## start

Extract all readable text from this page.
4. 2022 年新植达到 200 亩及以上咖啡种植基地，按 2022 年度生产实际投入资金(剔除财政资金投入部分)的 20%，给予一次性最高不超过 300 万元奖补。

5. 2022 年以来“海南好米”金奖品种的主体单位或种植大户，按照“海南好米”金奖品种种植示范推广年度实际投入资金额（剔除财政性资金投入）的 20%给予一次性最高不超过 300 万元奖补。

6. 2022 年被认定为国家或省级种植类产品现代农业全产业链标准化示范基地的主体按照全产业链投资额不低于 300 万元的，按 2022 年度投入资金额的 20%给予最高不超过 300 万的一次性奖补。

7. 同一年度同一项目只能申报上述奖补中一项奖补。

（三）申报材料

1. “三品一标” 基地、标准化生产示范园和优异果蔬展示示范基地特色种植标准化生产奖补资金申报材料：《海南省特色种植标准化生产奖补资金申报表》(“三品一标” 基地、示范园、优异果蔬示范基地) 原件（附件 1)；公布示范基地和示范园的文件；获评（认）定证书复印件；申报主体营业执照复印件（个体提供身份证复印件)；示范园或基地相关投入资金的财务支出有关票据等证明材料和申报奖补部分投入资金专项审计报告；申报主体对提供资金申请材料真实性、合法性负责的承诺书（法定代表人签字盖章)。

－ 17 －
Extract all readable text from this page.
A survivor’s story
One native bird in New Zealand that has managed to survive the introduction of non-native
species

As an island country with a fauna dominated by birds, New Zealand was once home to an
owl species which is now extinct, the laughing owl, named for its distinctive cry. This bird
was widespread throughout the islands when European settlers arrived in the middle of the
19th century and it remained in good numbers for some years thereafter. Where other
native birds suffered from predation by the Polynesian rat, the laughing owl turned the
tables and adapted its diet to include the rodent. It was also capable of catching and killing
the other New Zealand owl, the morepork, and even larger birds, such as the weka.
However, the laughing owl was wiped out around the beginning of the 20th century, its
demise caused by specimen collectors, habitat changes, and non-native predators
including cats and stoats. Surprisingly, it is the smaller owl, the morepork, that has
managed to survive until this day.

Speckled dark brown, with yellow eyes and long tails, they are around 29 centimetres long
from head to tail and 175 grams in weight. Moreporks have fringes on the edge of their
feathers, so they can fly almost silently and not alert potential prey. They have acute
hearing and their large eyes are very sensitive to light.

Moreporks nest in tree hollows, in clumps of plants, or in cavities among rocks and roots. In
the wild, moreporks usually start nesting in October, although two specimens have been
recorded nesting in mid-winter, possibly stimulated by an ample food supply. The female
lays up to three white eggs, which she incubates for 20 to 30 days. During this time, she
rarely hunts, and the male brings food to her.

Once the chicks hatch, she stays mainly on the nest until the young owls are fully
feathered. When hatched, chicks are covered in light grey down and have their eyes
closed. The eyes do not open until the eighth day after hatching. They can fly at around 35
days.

## end

§ **Exercise description**: Copy out each line that contains the word "until".

§ **Response for this exercise**:
managed to survive until this day.
Once the chicks hatch, she stays mainly on the nest until the young owls are fully
closed. The eyes do not open until the eighth day after hatching. They can fly at around 35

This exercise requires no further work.